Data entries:

— BEGIN —

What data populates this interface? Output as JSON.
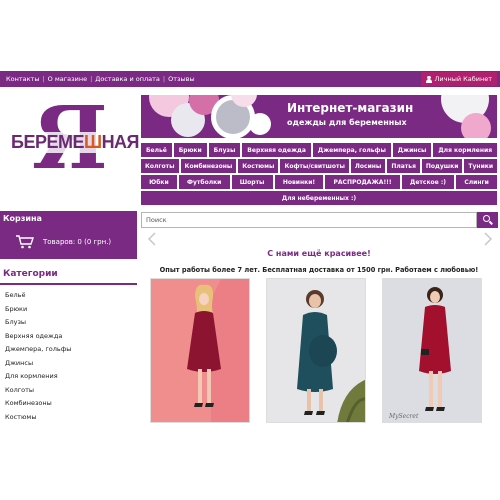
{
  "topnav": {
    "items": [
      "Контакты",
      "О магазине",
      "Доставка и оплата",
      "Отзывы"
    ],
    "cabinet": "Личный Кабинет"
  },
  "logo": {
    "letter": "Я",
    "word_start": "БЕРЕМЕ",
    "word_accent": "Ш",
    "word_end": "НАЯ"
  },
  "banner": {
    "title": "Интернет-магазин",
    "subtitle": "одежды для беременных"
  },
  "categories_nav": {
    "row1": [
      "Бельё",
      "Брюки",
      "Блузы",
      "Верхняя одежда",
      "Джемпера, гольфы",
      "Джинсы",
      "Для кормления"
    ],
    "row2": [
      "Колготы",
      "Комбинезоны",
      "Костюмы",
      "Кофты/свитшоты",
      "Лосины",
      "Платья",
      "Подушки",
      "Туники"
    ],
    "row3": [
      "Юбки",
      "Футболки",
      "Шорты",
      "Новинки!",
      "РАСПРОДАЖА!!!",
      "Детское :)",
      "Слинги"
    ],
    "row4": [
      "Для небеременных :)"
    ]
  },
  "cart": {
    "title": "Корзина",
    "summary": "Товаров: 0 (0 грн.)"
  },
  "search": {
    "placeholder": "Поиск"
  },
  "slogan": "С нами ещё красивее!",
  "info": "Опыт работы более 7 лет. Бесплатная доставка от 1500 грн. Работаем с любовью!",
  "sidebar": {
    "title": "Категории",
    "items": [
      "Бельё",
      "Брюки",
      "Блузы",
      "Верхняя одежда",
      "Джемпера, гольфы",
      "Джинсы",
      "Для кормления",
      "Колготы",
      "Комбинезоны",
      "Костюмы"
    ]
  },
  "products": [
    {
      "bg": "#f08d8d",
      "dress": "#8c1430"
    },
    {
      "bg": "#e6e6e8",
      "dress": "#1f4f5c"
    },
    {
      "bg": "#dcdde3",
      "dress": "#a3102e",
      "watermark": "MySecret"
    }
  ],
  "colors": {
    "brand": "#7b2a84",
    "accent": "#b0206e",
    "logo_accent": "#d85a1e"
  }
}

— END —

Without the pictures, return the entries exactly as they appear.

Output:
What data populates this interface? Output as JSON.
{
  "topnav": {
    "items": [
      "Контакты",
      "О магазине",
      "Доставка и оплата",
      "Отзывы"
    ],
    "cabinet": "Личный Кабинет"
  },
  "logo": {
    "letter": "Я",
    "word_start": "БЕРЕМЕ",
    "word_accent": "Ш",
    "word_end": "НАЯ"
  },
  "banner": {
    "title": "Интернет-магазин",
    "subtitle": "одежды для беременных"
  },
  "categories_nav": {
    "row1": [
      "Бельё",
      "Брюки",
      "Блузы",
      "Верхняя одежда",
      "Джемпера, гольфы",
      "Джинсы",
      "Для кормления"
    ],
    "row2": [
      "Колготы",
      "Комбинезоны",
      "Костюмы",
      "Кофты/свитшоты",
      "Лосины",
      "Платья",
      "Подушки",
      "Туники"
    ],
    "row3": [
      "Юбки",
      "Футболки",
      "Шорты",
      "Новинки!",
      "РАСПРОДАЖА!!!",
      "Детское :)",
      "Слинги"
    ],
    "row4": [
      "Для небеременных :)"
    ]
  },
  "cart": {
    "title": "Корзина",
    "summary": "Товаров: 0 (0 грн.)"
  },
  "search": {
    "placeholder": "Поиск"
  },
  "slogan": "С нами ещё красивее!",
  "info": "Опыт работы более 7 лет. Бесплатная доставка от 1500 грн. Работаем с любовью!",
  "sidebar": {
    "title": "Категории",
    "items": [
      "Бельё",
      "Брюки",
      "Блузы",
      "Верхняя одежда",
      "Джемпера, гольфы",
      "Джинсы",
      "Для кормления",
      "Колготы",
      "Комбинезоны",
      "Костюмы"
    ]
  },
  "products": [
    {
      "bg": "#f08d8d",
      "dress": "#8c1430"
    },
    {
      "bg": "#e6e6e8",
      "dress": "#1f4f5c"
    },
    {
      "bg": "#dcdde3",
      "dress": "#a3102e",
      "watermark": "MySecret"
    }
  ],
  "colors": {
    "brand": "#7b2a84",
    "accent": "#b0206e",
    "logo_accent": "#d85a1e"
  }
}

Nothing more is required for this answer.